--- WRITTEN INSTRUCTION ---
Can you output the material exactly as written, minus any pictures it holds?
--- start ---
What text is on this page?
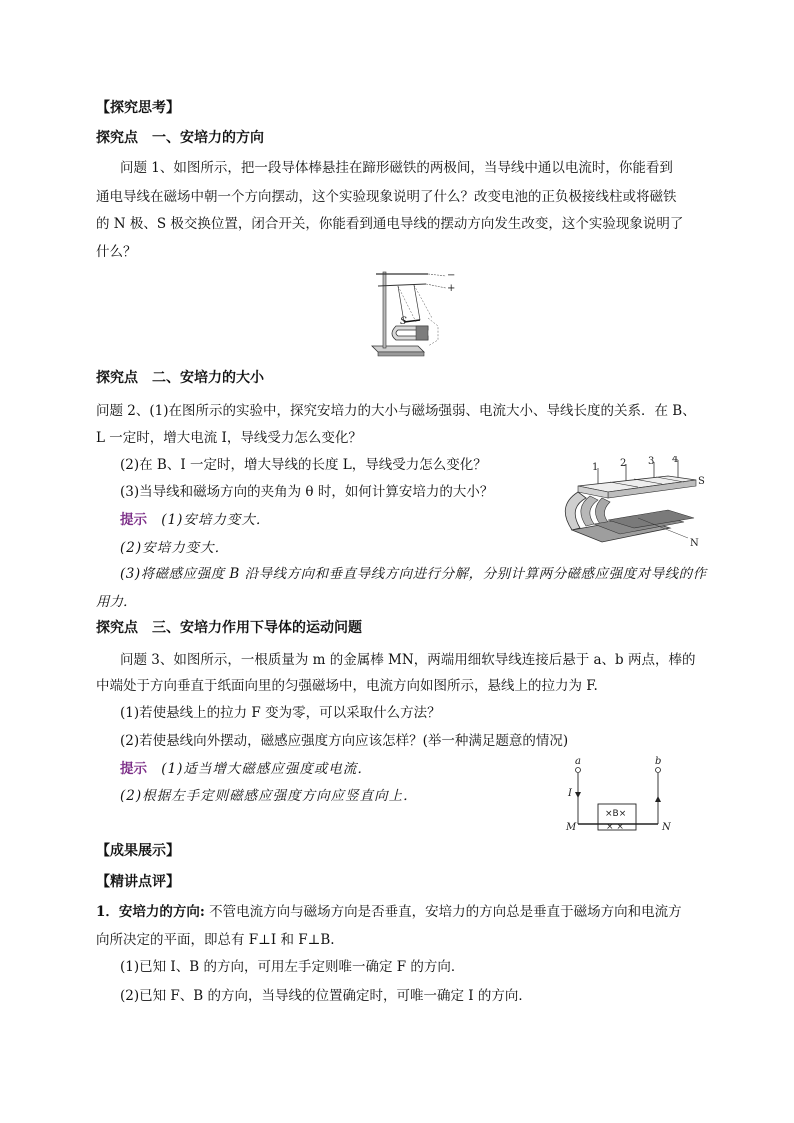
【探究思考】
探究点　一、安培力的方向
问题 1、如图所示，把一段导体棒悬挂在蹄形磁铁的两极间，当导线中通以电流时，你能看到
通电导线在磁场中朝一个方向摆动，这个实验现象说明了什么？改变电池的正负极接线柱或将磁铁
的 N 极、S 极交换位置，闭合开关，你能看到通电导线的摆动方向发生改变，这个实验现象说明了
什么？
−
+
S
探究点　二、安培力的大小
问题 2、(1)在图所示的实验中，探究安培力的大小与磁场强弱、电流大小、导线长度的关系．在 B、
L 一定时，增大电流 I，导线受力怎么变化？
(2)在 B、I 一定时，增大导线的长度 L，导线受力怎么变化？
(3)当导线和磁场方向的夹角为 θ 时，如何计算安培力的大小？
提示 (1)安培力变大．
(2)安培力变大．
(3)将磁感应强度 B 沿导线方向和垂直导线方向进行分解，分别计算两分磁感应强度对导线的作
用力．
1 2 3 4
S
N
探究点　三、安培力作用下导体的运动问题
问题 3、如图所示，一根质量为 m 的金属棒 MN，两端用细软导线连接后悬于 a、b 两点，棒的
中端处于方向垂直于纸面向里的匀强磁场中，电流方向如图所示，悬线上的拉力为 F.
(1)若使悬线上的拉力 F 变为零，可以采取什么方法？
(2)若使悬线向外摆动，磁感应强度方向应该怎样？(举一种满足题意的情况)
提示 (1)适当增大磁感应强度或电流．
(2)根据左手定则磁感应强度方向应竖直向上．
a	b
I
×B×
× ×
M	N
【成果展示】
【精讲点评】
1．安培力的方向: 不管电流方向与磁场方向是否垂直，安培力的方向总是垂直于磁场方向和电流方
向所决定的平面，即总有 F⊥I 和 F⊥B.
(1)已知 I、B 的方向，可用左手定则唯一确定 F 的方向．
(2)已知 F、B 的方向，当导线的位置确定时，可唯一确定 I 的方向．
--- end ---
--- ANSWER TO THIS TASK ---
What text is on this page?
【探究思考】
探究点　一、安培力的方向
问题 1、如图所示，把一段导体棒悬挂在蹄形磁铁的两极间，当导线中通以电流时，你能看到
通电导线在磁场中朝一个方向摆动，这个实验现象说明了什么？改变电池的正负极接线柱或将磁铁
的 N 极、S 极交换位置，闭合开关，你能看到通电导线的摆动方向发生改变，这个实验现象说明了
什么？
−
+
S
探究点　二、安培力的大小
问题 2、(1)在图所示的实验中，探究安培力的大小与磁场强弱、电流大小、导线长度的关系．在 B、
L 一定时，增大电流 I，导线受力怎么变化？
(2)在 B、I 一定时，增大导线的长度 L，导线受力怎么变化？
(3)当导线和磁场方向的夹角为 θ 时，如何计算安培力的大小？
提示 (1)安培力变大．
(2)安培力变大．
(3)将磁感应强度 B 沿导线方向和垂直导线方向进行分解，分别计算两分磁感应强度对导线的作
用力．
1 2 3 4
S
N
探究点　三、安培力作用下导体的运动问题
问题 3、如图所示，一根质量为 m 的金属棒 MN，两端用细软导线连接后悬于 a、b 两点，棒的
中端处于方向垂直于纸面向里的匀强磁场中，电流方向如图所示，悬线上的拉力为 F.
(1)若使悬线上的拉力 F 变为零，可以采取什么方法？
(2)若使悬线向外摆动，磁感应强度方向应该怎样？(举一种满足题意的情况)
提示 (1)适当增大磁感应强度或电流．
(2)根据左手定则磁感应强度方向应竖直向上．
a	b
I
×B×
× ×
M	N
【成果展示】
【精讲点评】
1．安培力的方向: 不管电流方向与磁场方向是否垂直，安培力的方向总是垂直于磁场方向和电流方
向所决定的平面，即总有 F⊥I 和 F⊥B.
(1)已知 I、B 的方向，可用左手定则唯一确定 F 的方向．
(2)已知 F、B 的方向，当导线的位置确定时，可唯一确定 I 的方向．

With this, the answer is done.